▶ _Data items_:

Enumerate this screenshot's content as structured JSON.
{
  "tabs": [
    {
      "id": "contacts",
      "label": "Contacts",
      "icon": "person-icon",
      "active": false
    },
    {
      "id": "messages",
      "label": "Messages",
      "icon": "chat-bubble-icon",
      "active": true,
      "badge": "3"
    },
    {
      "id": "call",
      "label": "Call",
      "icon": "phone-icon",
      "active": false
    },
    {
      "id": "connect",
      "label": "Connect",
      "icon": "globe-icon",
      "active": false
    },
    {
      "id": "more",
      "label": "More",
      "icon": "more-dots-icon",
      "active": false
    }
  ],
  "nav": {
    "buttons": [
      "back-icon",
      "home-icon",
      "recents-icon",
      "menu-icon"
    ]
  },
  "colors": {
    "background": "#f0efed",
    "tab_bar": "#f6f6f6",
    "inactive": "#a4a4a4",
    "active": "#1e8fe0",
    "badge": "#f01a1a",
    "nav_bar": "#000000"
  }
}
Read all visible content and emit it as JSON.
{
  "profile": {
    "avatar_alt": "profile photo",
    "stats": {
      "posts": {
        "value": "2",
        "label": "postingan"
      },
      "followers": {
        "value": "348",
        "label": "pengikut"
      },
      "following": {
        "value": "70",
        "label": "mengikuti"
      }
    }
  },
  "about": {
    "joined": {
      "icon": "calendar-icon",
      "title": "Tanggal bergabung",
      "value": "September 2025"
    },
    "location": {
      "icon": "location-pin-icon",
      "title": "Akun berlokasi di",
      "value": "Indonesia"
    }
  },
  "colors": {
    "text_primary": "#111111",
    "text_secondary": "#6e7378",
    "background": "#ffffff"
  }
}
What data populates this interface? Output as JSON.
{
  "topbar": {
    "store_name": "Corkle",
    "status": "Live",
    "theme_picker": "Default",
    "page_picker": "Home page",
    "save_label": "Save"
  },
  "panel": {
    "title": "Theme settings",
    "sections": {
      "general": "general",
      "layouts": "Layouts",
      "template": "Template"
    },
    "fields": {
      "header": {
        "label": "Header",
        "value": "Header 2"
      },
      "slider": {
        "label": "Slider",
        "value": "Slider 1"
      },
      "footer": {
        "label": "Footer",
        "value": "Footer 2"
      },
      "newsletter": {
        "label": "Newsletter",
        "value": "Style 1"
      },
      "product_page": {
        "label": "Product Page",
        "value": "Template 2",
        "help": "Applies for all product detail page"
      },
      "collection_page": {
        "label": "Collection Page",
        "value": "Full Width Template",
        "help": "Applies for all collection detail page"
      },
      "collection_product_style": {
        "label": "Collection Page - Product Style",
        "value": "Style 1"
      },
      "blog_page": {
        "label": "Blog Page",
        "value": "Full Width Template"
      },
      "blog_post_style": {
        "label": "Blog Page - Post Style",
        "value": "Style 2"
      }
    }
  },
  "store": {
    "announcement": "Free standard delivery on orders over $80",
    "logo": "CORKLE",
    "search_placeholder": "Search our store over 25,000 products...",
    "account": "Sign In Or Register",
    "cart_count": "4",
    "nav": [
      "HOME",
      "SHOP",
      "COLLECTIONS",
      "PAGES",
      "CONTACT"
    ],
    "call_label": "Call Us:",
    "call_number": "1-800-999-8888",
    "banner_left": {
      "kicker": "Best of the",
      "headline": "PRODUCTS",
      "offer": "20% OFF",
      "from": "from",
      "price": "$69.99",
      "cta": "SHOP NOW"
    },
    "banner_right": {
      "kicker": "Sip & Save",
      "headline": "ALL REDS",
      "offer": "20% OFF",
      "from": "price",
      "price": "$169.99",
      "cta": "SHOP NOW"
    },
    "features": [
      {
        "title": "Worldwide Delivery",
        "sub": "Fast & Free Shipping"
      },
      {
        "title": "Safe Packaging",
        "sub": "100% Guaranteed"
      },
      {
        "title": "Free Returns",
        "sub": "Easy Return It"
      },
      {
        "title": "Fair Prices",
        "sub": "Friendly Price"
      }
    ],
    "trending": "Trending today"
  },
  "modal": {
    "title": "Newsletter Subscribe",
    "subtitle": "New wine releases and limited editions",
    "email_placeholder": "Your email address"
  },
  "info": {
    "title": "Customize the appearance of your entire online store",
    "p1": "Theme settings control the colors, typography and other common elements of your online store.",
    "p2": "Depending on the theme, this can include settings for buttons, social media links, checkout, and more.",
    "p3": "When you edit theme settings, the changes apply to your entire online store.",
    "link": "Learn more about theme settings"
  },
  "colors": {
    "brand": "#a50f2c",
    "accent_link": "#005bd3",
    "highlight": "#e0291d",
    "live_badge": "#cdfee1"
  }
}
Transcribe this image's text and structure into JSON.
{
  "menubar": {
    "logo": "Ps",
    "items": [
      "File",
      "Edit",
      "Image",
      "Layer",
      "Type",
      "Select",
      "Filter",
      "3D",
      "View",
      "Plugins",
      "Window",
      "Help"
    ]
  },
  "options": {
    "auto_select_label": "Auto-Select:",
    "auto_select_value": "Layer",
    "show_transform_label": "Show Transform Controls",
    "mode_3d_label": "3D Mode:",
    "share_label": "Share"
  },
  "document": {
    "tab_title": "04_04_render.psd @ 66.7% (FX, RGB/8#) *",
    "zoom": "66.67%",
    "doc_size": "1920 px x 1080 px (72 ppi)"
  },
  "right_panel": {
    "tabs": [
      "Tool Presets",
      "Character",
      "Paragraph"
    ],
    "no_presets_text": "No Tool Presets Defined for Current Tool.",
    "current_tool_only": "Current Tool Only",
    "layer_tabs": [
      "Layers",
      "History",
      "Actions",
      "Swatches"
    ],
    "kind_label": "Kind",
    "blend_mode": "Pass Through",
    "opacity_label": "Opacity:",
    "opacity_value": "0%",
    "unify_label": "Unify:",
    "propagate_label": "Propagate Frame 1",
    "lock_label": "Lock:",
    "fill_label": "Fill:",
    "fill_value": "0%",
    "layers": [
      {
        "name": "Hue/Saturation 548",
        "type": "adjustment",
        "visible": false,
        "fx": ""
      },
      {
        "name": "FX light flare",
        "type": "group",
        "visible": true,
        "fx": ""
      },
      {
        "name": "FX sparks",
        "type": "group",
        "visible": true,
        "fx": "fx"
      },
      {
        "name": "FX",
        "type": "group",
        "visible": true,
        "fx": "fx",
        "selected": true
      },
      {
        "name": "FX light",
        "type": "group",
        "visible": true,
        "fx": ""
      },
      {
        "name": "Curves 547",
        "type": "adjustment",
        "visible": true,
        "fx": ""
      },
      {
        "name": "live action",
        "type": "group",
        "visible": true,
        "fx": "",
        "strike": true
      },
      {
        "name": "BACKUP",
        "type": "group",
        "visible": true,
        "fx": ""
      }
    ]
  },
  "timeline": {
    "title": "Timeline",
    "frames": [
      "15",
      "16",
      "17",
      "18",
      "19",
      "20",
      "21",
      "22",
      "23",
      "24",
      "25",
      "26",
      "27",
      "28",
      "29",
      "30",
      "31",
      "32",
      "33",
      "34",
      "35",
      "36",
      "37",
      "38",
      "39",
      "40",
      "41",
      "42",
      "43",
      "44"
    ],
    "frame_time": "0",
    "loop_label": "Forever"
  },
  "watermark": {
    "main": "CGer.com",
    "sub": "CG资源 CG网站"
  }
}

▶ _EXERCISE OBJECTIVE_:
How many lines of the listing above include the word "detail"? State the number and nothing else.

▶ _COMPLETE ANSWER_:
2